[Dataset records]

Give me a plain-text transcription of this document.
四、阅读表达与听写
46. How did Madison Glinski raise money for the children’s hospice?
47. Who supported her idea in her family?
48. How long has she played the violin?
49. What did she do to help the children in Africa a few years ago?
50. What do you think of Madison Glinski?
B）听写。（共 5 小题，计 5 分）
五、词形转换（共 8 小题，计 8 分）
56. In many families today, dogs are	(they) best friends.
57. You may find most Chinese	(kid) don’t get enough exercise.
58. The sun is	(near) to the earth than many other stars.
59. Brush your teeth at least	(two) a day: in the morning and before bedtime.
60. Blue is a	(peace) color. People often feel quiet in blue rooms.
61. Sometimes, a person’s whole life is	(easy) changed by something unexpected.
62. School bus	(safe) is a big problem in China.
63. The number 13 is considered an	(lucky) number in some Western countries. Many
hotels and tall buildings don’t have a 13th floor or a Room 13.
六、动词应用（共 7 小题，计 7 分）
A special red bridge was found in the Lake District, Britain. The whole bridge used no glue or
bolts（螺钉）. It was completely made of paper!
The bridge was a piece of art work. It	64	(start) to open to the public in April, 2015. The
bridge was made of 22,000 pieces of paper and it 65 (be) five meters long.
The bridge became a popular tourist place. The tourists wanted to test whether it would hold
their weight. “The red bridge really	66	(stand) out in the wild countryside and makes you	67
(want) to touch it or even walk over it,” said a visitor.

Aim: Pull out the lines above in which the word "What" appears.

The completed task:
49. What did she do to help the children in Africa a few years ago?
50. What do you think of Madison Glinski?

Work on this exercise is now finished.